Problem -> Print the data exactly as it is given, please.

Available records ->
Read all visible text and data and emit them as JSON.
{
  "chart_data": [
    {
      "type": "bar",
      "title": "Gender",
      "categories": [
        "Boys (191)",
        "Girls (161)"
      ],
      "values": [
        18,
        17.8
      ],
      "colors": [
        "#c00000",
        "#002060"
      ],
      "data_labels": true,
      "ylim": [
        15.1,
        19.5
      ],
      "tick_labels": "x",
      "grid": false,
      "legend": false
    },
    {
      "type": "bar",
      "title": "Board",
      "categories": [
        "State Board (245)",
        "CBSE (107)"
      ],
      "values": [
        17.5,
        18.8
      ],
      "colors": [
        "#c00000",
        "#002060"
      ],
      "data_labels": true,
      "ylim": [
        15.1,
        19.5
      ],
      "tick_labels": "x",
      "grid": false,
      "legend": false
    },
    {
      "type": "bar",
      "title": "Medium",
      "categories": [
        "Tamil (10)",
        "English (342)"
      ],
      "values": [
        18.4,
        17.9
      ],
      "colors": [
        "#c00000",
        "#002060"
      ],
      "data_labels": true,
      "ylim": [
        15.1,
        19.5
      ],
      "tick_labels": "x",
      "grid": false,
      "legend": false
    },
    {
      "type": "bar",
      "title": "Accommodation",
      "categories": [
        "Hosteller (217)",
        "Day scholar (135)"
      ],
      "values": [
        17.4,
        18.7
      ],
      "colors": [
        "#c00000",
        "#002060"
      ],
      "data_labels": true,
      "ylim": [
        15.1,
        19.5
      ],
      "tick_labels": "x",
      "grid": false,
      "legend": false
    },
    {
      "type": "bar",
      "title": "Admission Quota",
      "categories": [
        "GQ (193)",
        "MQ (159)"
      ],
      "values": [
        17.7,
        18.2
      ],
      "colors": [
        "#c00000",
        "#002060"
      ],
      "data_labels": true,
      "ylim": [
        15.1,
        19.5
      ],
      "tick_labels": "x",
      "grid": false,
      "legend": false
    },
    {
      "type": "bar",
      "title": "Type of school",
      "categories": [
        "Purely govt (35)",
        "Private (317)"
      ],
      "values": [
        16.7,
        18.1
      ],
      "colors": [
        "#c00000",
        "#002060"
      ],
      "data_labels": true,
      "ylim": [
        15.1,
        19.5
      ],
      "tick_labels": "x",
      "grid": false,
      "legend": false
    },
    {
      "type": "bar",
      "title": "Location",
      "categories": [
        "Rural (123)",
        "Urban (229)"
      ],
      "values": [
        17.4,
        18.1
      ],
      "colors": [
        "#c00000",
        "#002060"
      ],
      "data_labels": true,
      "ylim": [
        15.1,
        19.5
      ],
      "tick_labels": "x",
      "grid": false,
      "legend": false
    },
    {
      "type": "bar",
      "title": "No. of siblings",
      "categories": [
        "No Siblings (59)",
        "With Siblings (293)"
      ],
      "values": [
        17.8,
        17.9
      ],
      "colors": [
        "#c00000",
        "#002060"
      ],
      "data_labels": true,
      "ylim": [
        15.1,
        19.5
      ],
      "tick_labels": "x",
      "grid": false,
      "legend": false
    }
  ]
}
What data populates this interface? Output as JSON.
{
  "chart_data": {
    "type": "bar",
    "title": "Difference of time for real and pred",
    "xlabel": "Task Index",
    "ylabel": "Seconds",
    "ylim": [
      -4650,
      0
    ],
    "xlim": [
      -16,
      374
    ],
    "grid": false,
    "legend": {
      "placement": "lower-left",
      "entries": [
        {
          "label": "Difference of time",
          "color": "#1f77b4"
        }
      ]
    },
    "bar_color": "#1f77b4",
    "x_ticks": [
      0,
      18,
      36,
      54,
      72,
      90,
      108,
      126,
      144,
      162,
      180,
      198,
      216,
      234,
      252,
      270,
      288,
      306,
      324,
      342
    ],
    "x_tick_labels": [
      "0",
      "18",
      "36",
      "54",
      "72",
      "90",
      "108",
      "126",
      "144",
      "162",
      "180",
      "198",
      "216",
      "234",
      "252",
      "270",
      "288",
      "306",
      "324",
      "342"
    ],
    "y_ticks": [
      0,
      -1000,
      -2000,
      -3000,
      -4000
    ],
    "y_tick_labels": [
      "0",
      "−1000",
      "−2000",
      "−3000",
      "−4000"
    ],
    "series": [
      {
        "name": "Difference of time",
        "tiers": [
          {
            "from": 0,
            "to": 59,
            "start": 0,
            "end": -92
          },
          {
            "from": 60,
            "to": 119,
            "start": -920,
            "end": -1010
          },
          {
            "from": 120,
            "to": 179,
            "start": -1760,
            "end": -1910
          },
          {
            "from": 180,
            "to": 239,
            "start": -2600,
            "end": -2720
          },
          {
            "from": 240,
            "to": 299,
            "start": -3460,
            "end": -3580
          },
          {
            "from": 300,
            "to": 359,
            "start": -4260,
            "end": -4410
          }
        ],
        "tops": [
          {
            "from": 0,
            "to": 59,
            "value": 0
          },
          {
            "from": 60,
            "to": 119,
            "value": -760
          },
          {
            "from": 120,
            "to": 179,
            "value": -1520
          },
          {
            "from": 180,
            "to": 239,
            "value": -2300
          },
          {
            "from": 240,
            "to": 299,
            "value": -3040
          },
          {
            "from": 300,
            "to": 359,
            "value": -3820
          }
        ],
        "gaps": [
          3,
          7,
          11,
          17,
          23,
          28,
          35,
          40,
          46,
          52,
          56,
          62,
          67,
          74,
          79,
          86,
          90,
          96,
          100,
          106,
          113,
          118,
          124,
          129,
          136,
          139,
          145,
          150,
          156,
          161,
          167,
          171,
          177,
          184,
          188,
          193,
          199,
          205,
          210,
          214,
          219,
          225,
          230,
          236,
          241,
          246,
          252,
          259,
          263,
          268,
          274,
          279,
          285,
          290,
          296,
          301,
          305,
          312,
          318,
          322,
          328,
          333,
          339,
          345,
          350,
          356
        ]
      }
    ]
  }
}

Result of this task ->
Read all visible text and data and emit them as JSON.
{
  "chart_data": [
    {
      "type": "bar",
      "title": "Gender",
      "categories": [
        "Boys (191)",
        "Girls (161)"
      ],
      "values": [
        18,
        17.8
      ],
      "colors": [
        "#c00000",
        "#002060"
      ],
      "data_labels": true,
      "ylim": [
        15.1,
        19.5
      ],
      "tick_labels": "x",
      "grid": false,
      "legend": false
    },
    {
      "type": "bar",
      "title": "Board",
      "categories": [
        "State Board (245)",
        "CBSE (107)"
      ],
      "values": [
        17.5,
        18.8
      ],
      "colors": [
        "#c00000",
        "#002060"
      ],
      "data_labels": true,
      "ylim": [
        15.1,
        19.5
      ],
      "tick_labels": "x",
      "grid": false,
      "legend": false
    },
    {
      "type": "bar",
      "title": "Medium",
      "categories": [
        "Tamil (10)",
        "English (342)"
      ],
      "values": [
        18.4,
        17.9
      ],
      "colors": [
        "#c00000",
        "#002060"
      ],
      "data_labels": true,
      "ylim": [
        15.1,
        19.5
      ],
      "tick_labels": "x",
      "grid": false,
      "legend": false
    },
    {
      "type": "bar",
      "title": "Accommodation",
      "categories": [
        "Hosteller (217)",
        "Day scholar (135)"
      ],
      "values": [
        17.4,
        18.7
      ],
      "colors": [
        "#c00000",
        "#002060"
      ],
      "data_labels": true,
      "ylim": [
        15.1,
        19.5
      ],
      "tick_labels": "x",
      "grid": false,
      "legend": false
    },
    {
      "type": "bar",
      "title": "Admission Quota",
      "categories": [
        "GQ (193)",
        "MQ (159)"
      ],
      "values": [
        17.7,
        18.2
      ],
      "colors": [
        "#c00000",
        "#002060"
      ],
      "data_labels": true,
      "ylim": [
        15.1,
        19.5
      ],
      "tick_labels": "x",
      "grid": false,
      "legend": false
    },
    {
      "type": "bar",
      "title": "Type of school",
      "categories": [
        "Purely govt (35)",
        "Private (317)"
      ],
      "values": [
        16.7,
        18.1
      ],
      "colors": [
        "#c00000",
        "#002060"
      ],
      "data_labels": true,
      "ylim": [
        15.1,
        19.5
      ],
      "tick_labels": "x",
      "grid": false,
      "legend": false
    },
    {
      "type": "bar",
      "title": "Location",
      "categories": [
        "Rural (123)",
        "Urban (229)"
      ],
      "values": [
        17.4,
        18.1
      ],
      "colors": [
        "#c00000",
        "#002060"
      ],
      "data_labels": true,
      "ylim": [
        15.1,
        19.5
      ],
      "tick_labels": "x",
      "grid": false,
      "legend": false
    },
    {
      "type": "bar",
      "title": "No. of siblings",
      "categories": [
        "No Siblings (59)",
        "With Siblings (293)"
      ],
      "values": [
        17.8,
        17.9
      ],
      "colors": [
        "#c00000",
        "#002060"
      ],
      "data_labels": true,
      "ylim": [
        15.1,
        19.5
      ],
      "tick_labels": "x",
      "grid": false,
      "legend": false
    }
  ]
}
What data populates this interface? Output as JSON.
{
  "chart_data": {
    "type": "bar",
    "title": "Difference of time for real and pred",
    "xlabel": "Task Index",
    "ylabel": "Seconds",
    "ylim": [
      -4650,
      0
    ],
    "xlim": [
      -16,
      374
    ],
    "grid": false,
    "legend": {
      "placement": "lower-left",
      "entries": [
        {
          "label": "Difference of time",
          "color": "#1f77b4"
        }
      ]
    },
    "bar_color": "#1f77b4",
    "x_ticks": [
      0,
      18,
      36,
      54,
      72,
      90,
      108,
      126,
      144,
      162,
      180,
      198,
      216,
      234,
      252,
      270,
      288,
      306,
      324,
      342
    ],
    "x_tick_labels": [
      "0",
      "18",
      "36",
      "54",
      "72",
      "90",
      "108",
      "126",
      "144",
      "162",
      "180",
      "198",
      "216",
      "234",
      "252",
      "270",
      "288",
      "306",
      "324",
      "342"
    ],
    "y_ticks": [
      0,
      -1000,
      -2000,
      -3000,
      -4000
    ],
    "y_tick_labels": [
      "0",
      "−1000",
      "−2000",
      "−3000",
      "−4000"
    ],
    "series": [
      {
        "name": "Difference of time",
        "tiers": [
          {
            "from": 0,
            "to": 59,
            "start": 0,
            "end": -92
          },
          {
            "from": 60,
            "to": 119,
            "start": -920,
            "end": -1010
          },
          {
            "from": 120,
            "to": 179,
            "start": -1760,
            "end": -1910
          },
          {
            "from": 180,
            "to": 239,
            "start": -2600,
            "end": -2720
          },
          {
            "from": 240,
            "to": 299,
            "start": -3460,
            "end": -3580
          },
          {
            "from": 300,
            "to": 359,
            "start": -4260,
            "end": -4410
          }
        ],
        "tops": [
          {
            "from": 0,
            "to": 59,
            "value": 0
          },
          {
            "from": 60,
            "to": 119,
            "value": -760
          },
          {
            "from": 120,
            "to": 179,
            "value": -1520
          },
          {
            "from": 180,
            "to": 239,
            "value": -2300
          },
          {
            "from": 240,
            "to": 299,
            "value": -3040
          },
          {
            "from": 300,
            "to": 359,
            "value": -3820
          }
        ],
        "gaps": [
          3,
          7,
          11,
          17,
          23,
          28,
          35,
          40,
          46,
          52,
          56,
          62,
          67,
          74,
          79,
          86,
          90,
          96,
          100,
          106,
          113,
          118,
          124,
          129,
          136,
          139,
          145,
          150,
          156,
          161,
          167,
          171,
          177,
          184,
          188,
          193,
          199,
          205,
          210,
          214,
          219,
          225,
          230,
          236,
          241,
          246,
          252,
          259,
          263,
          268,
          274,
          279,
          285,
          290,
          296,
          301,
          305,
          312,
          318,
          322,
          328,
          333,
          339,
          345,
          350,
          356
        ]
      }
    ]
  }
}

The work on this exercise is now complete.